**Material to process**

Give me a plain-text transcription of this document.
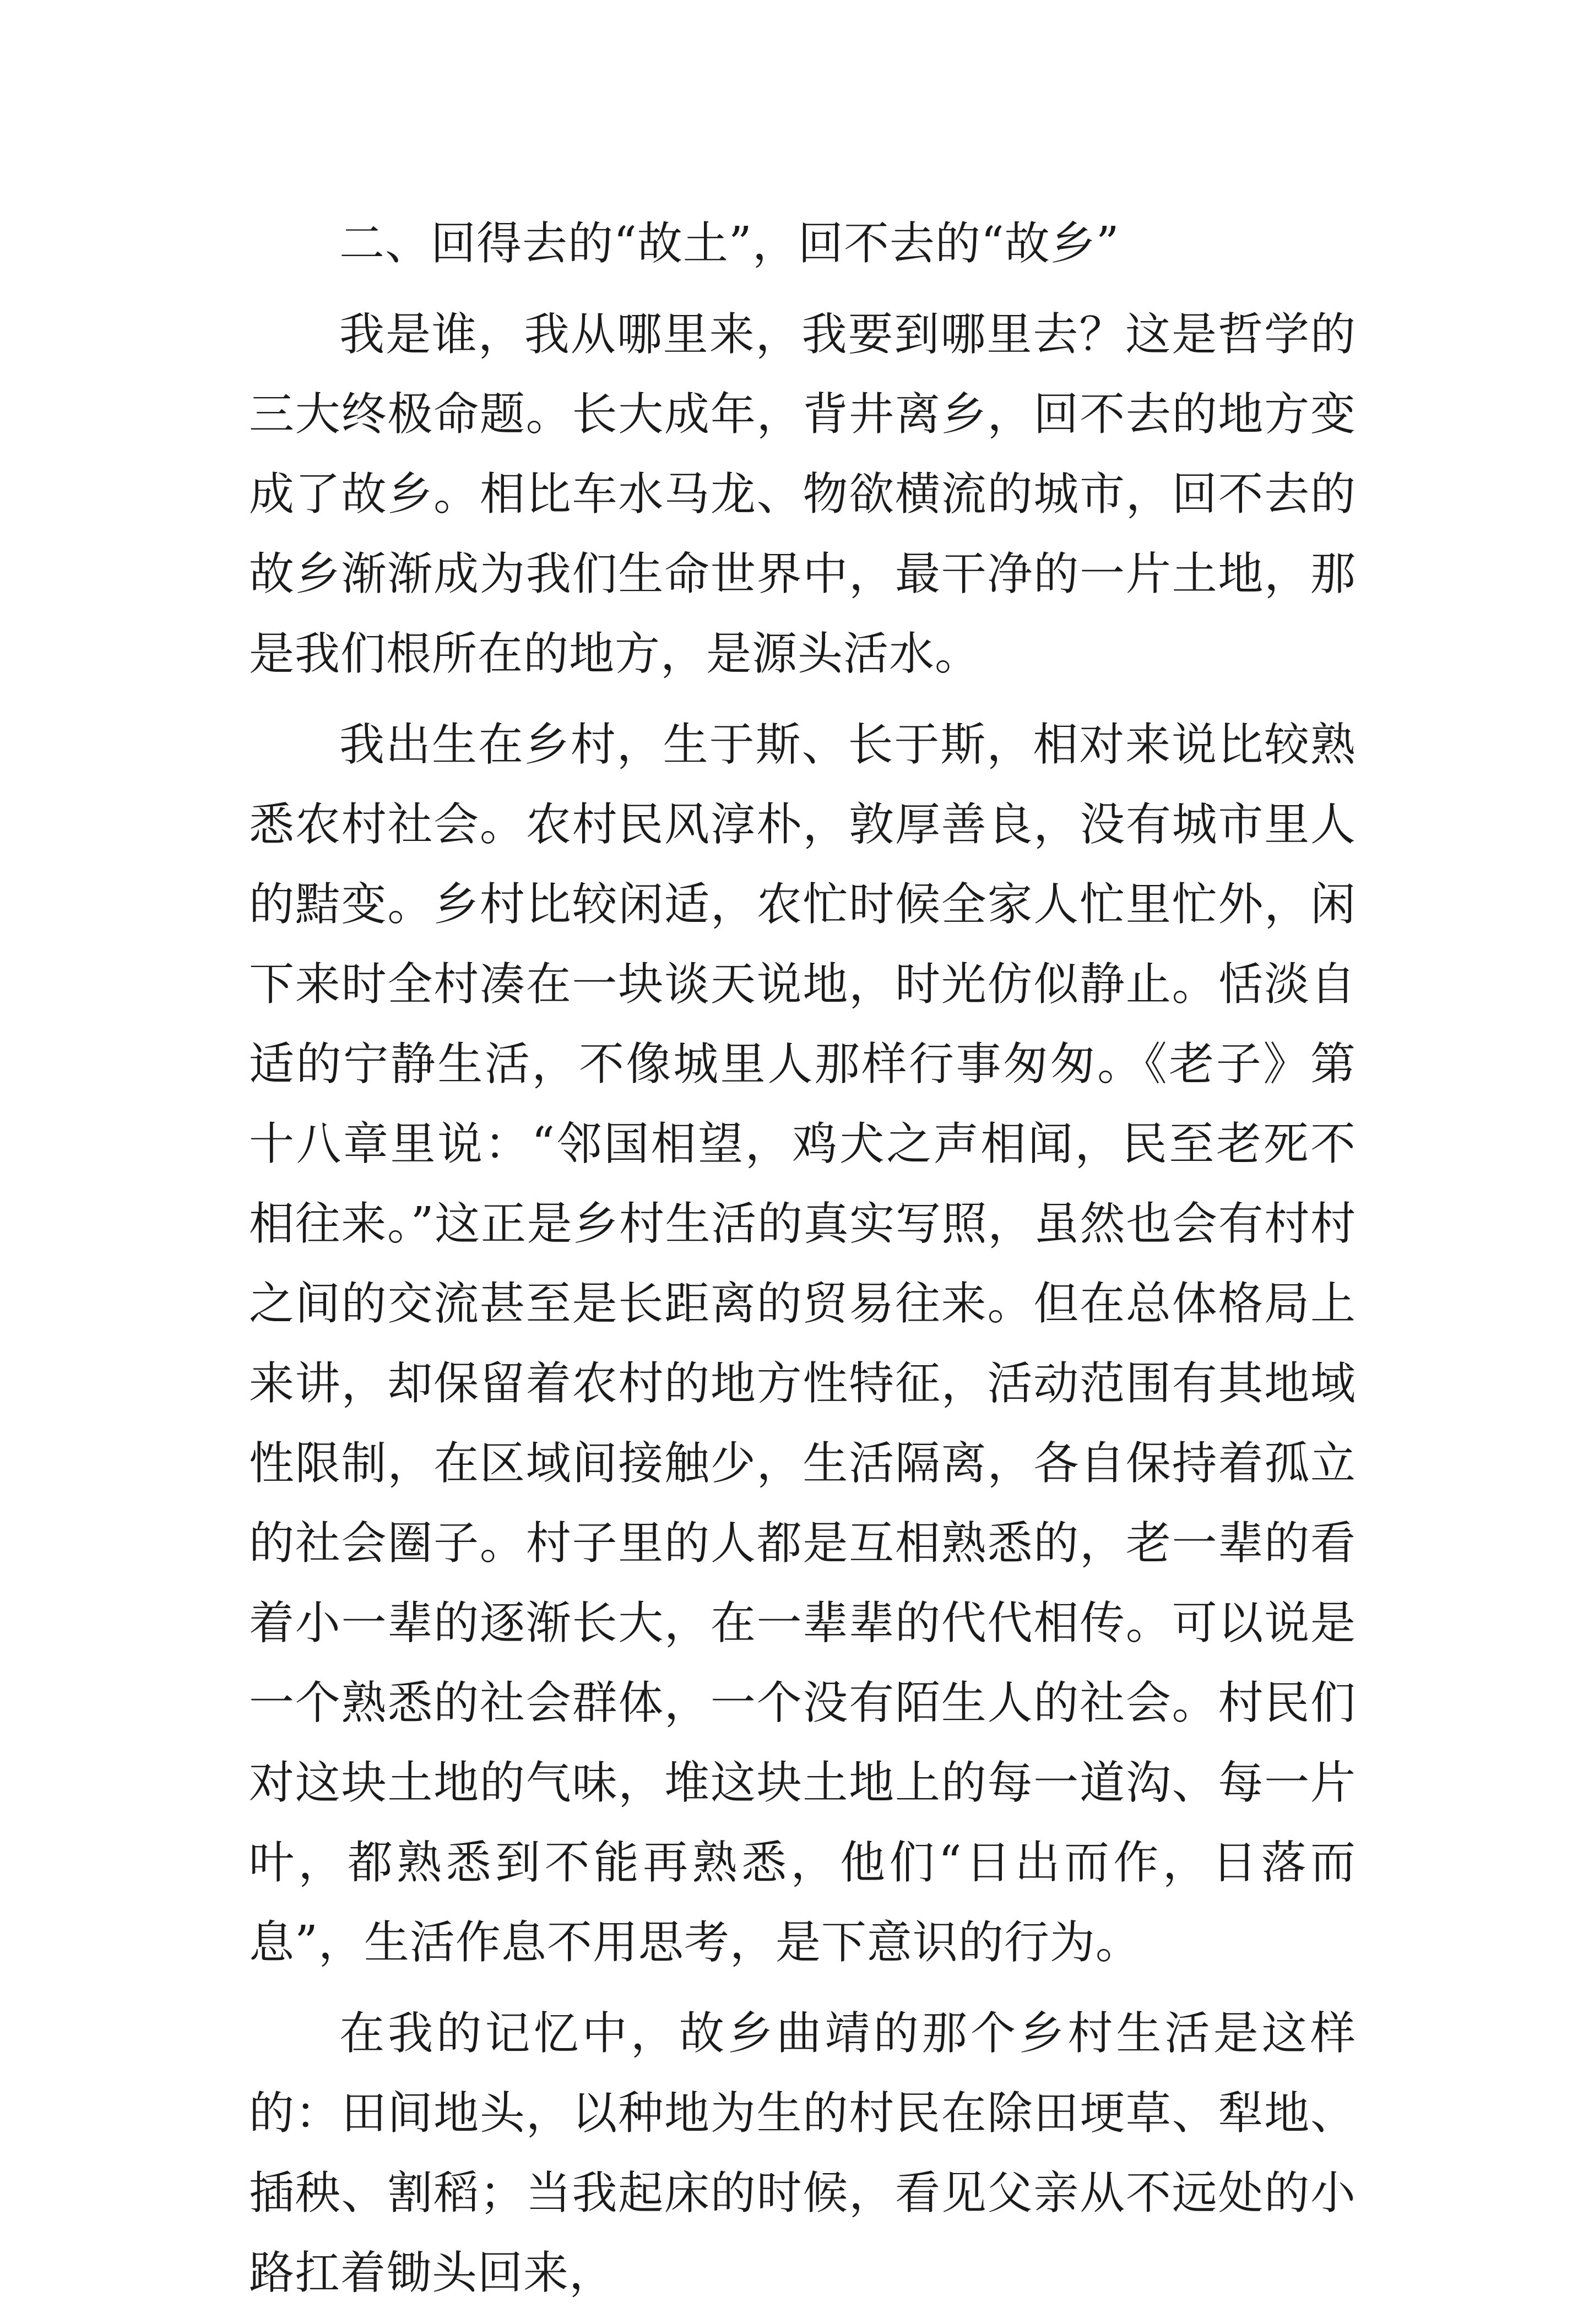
二、回得去的“故土”，回不去的“故乡”

我是谁，我从哪里来，我要到哪里去？这是哲学的三大终极命题。长大成年，背井离乡，回不去的地方变成了故乡。相比车水马龙、物欲横流的城市，回不去的故乡渐渐成为我们生命世界中，最干净的一片土地，那是我们根所在的地方，是源头活水。

我出生在乡村，生于斯、长于斯，相对来说比较熟悉农村社会。农村民风淳朴，敦厚善良，没有城市里人的黠变。乡村比较闲适，农忙时候全家人忙里忙外，闲下来时全村凑在一块谈天说地，时光仿似静止。恬淡自适的宁静生活，不像城里人那样行事匆匆。《老子》第十八章里说：“邻国相望，鸡犬之声相闻，民至老死不相往来。”这正是乡村生活的真实写照，虽然也会有村村之间的交流甚至是长距离的贸易往来。但在总体格局上来讲，却保留着农村的地方性特征，活动范围有其地域性限制，在区域间接触少，生活隔离，各自保持着孤立的社会圈子。村子里的人都是互相熟悉的，老一辈的看着小一辈的逐渐长大，在一辈辈的代代相传。可以说是一个熟悉的社会群体，一个没有陌生人的社会。村民们对这块土地的气味，堆这块土地上的每一道沟、每一片叶，都熟悉到不能再熟悉，他们“日出而作，日落而息”，生活作息不用思考，是下意识的行为。

在我的记忆中，故乡曲靖的那个乡村生活是这样的：田间地头，以种地为生的村民在除田埂草、犁地、插秧、割稻；当我起床的时候，看见父亲从不远处的小路扛着锄头回来，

**Instruction**
Copy out all the data without changing anything, and drop the pictures.

**Response to this task**
Give me a plain-text transcription of this document.
二、回得去的“故土”，回不去的“故乡”

我是谁，我从哪里来，我要到哪里去？这是哲学的三大终极命题。长大成年，背井离乡，回不去的地方变成了故乡。相比车水马龙、物欲横流的城市，回不去的故乡渐渐成为我们生命世界中，最干净的一片土地，那是我们根所在的地方，是源头活水。

我出生在乡村，生于斯、长于斯，相对来说比较熟悉农村社会。农村民风淳朴，敦厚善良，没有城市里人的黠变。乡村比较闲适，农忙时候全家人忙里忙外，闲下来时全村凑在一块谈天说地，时光仿似静止。恬淡自适的宁静生活，不像城里人那样行事匆匆。《老子》第十八章里说：“邻国相望，鸡犬之声相闻，民至老死不相往来。”这正是乡村生活的真实写照，虽然也会有村村之间的交流甚至是长距离的贸易往来。但在总体格局上来讲，却保留着农村的地方性特征，活动范围有其地域性限制，在区域间接触少，生活隔离，各自保持着孤立的社会圈子。村子里的人都是互相熟悉的，老一辈的看着小一辈的逐渐长大，在一辈辈的代代相传。可以说是一个熟悉的社会群体，一个没有陌生人的社会。村民们对这块土地的气味，堆这块土地上的每一道沟、每一片叶，都熟悉到不能再熟悉，他们“日出而作，日落而息”，生活作息不用思考，是下意识的行为。

在我的记忆中，故乡曲靖的那个乡村生活是这样的：田间地头，以种地为生的村民在除田埂草、犁地、插秧、割稻；当我起床的时候，看见父亲从不远处的小路扛着锄头回来，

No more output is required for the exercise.